[Collection entries]
++++++++++++++++++++
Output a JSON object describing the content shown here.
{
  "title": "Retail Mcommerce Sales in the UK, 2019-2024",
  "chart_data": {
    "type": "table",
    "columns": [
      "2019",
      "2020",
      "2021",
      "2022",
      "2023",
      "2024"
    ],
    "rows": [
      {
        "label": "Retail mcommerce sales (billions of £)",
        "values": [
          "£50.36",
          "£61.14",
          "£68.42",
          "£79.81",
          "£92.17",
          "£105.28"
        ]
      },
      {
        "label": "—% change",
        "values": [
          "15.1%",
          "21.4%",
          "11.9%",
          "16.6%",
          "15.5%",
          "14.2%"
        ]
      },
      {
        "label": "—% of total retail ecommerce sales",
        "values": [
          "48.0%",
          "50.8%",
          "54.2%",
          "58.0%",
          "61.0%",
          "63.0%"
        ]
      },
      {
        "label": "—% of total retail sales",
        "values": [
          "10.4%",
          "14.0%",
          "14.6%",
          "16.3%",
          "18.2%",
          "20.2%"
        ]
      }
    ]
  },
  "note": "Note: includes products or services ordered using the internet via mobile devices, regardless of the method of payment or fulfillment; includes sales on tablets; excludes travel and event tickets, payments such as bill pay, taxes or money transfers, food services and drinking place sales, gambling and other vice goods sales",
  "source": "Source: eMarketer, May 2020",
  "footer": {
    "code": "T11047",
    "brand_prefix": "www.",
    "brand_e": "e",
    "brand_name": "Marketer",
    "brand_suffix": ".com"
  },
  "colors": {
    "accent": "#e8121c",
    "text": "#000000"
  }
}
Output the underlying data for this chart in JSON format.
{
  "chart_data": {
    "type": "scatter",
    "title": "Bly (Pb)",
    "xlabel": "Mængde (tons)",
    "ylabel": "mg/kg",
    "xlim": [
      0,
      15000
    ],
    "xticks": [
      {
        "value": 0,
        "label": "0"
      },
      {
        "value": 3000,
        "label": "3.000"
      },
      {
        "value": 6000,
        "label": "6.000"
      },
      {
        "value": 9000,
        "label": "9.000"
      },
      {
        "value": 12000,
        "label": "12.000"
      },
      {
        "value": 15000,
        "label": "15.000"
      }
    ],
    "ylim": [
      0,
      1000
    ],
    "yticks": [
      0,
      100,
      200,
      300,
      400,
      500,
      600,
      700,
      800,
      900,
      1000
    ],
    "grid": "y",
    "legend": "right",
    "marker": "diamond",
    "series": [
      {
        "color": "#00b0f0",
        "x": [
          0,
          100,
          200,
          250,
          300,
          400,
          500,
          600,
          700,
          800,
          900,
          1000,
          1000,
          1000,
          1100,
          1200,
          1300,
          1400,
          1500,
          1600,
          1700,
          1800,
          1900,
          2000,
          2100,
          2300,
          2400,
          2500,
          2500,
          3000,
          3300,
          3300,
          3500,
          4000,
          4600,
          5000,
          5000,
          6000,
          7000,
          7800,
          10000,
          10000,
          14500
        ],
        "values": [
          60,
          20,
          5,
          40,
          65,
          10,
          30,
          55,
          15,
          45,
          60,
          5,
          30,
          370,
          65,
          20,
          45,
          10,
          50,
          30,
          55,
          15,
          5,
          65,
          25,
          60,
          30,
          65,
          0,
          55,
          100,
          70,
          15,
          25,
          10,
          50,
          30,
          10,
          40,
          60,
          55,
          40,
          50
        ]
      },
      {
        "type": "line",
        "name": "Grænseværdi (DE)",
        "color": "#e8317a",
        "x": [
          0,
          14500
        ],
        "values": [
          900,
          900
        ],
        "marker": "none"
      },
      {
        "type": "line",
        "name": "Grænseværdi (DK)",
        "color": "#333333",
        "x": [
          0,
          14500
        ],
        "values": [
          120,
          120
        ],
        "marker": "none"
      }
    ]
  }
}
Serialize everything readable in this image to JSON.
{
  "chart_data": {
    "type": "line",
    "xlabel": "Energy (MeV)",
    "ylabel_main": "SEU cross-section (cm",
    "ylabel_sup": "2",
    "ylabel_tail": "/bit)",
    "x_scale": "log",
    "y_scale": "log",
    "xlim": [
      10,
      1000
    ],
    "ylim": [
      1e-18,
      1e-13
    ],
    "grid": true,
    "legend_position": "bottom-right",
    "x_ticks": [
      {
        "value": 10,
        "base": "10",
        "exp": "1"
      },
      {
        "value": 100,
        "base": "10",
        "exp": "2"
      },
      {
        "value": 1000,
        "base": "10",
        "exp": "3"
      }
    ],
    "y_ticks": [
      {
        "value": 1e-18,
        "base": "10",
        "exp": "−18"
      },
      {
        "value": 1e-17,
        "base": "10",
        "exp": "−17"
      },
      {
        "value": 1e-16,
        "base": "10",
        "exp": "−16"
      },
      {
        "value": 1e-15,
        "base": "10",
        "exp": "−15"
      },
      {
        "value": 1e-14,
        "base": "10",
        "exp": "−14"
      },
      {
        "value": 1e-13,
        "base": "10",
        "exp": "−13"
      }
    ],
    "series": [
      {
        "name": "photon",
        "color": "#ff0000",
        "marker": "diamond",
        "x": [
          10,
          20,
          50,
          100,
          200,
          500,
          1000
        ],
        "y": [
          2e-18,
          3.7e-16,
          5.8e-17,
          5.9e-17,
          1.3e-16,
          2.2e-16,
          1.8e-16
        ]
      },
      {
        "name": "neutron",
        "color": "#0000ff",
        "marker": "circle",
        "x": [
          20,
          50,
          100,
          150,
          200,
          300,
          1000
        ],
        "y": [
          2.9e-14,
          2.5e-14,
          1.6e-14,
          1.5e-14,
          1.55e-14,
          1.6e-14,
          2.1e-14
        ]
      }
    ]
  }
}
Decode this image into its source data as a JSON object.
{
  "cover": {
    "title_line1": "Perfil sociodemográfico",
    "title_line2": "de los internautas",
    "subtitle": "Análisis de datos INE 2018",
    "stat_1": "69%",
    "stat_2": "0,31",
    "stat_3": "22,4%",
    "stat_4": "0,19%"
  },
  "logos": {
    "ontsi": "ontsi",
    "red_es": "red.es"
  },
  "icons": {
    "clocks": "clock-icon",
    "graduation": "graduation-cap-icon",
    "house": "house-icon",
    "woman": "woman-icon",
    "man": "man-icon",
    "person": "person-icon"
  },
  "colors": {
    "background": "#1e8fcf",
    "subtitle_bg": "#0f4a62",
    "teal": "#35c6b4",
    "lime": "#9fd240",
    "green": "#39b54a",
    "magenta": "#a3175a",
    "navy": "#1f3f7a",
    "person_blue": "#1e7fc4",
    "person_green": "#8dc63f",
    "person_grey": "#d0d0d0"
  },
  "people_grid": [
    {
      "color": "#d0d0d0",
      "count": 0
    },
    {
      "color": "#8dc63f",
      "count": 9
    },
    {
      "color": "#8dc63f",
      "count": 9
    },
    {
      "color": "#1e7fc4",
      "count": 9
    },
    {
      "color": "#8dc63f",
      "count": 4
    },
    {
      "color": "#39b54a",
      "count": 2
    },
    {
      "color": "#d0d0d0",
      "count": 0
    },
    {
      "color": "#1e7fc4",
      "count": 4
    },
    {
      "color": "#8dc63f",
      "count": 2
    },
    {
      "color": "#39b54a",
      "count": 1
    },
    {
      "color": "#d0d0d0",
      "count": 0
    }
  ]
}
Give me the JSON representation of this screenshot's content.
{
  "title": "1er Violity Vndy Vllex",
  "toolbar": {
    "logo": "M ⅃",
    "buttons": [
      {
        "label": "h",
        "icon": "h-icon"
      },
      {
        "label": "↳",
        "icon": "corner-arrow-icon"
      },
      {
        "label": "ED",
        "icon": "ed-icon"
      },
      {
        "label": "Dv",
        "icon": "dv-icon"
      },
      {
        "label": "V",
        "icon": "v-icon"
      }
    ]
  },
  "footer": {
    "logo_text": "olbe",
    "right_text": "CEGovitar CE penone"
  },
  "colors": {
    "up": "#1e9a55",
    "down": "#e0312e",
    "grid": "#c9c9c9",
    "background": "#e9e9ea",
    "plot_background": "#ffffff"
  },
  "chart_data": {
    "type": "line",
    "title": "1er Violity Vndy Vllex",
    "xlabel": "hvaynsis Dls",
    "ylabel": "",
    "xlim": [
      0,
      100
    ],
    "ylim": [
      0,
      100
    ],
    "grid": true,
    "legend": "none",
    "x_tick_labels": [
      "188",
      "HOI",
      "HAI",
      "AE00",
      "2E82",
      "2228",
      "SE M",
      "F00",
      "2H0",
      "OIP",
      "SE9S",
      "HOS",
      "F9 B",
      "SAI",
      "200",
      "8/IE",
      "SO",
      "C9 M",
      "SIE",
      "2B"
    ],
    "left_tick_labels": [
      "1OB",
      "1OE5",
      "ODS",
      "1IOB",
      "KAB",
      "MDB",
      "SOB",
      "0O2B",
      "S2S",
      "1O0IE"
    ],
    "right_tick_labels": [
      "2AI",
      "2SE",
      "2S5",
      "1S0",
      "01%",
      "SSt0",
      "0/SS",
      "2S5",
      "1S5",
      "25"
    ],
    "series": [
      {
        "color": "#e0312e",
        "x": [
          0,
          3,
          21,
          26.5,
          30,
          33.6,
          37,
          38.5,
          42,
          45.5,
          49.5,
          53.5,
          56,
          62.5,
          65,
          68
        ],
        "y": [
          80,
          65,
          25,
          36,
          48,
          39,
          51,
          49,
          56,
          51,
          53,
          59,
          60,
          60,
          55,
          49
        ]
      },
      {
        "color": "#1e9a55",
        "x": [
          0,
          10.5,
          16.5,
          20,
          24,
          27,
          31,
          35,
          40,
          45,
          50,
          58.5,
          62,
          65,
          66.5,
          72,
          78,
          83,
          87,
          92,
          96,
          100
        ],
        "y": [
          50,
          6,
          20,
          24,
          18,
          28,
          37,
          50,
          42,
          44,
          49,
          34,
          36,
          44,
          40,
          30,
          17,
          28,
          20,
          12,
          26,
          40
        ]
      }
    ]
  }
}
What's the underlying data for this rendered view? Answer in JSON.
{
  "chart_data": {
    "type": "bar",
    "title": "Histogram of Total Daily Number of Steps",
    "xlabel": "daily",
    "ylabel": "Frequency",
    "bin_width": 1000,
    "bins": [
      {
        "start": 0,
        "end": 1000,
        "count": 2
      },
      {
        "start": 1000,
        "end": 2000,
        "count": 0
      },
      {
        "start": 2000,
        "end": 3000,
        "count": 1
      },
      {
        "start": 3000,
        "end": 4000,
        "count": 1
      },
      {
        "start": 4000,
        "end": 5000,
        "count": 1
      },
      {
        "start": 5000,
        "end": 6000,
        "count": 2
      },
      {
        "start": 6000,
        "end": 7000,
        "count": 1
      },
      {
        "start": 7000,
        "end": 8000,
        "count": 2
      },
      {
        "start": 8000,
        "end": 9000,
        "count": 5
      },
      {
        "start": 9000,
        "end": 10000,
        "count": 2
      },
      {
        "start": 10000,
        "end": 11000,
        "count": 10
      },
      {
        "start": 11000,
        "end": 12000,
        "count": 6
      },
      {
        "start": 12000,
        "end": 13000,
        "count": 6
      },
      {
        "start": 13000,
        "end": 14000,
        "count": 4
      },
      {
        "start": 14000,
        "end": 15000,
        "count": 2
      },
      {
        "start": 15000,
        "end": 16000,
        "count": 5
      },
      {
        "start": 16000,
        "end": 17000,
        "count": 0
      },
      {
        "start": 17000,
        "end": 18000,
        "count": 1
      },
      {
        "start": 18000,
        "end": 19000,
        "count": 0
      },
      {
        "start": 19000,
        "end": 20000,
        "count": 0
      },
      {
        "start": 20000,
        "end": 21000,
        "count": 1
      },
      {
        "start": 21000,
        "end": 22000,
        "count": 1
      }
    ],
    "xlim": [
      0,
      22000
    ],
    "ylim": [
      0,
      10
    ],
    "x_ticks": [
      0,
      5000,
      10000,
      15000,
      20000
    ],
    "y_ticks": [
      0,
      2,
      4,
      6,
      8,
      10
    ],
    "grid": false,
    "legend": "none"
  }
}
++++++++++++++++++++
- _Problem to work on_
Check each line of the records for the word "Vllex", and show the lines that contain it.

- _Complete output_
  "title": "1er Violity Vndy Vllex",
    "title": "1er Violity Vndy Vllex",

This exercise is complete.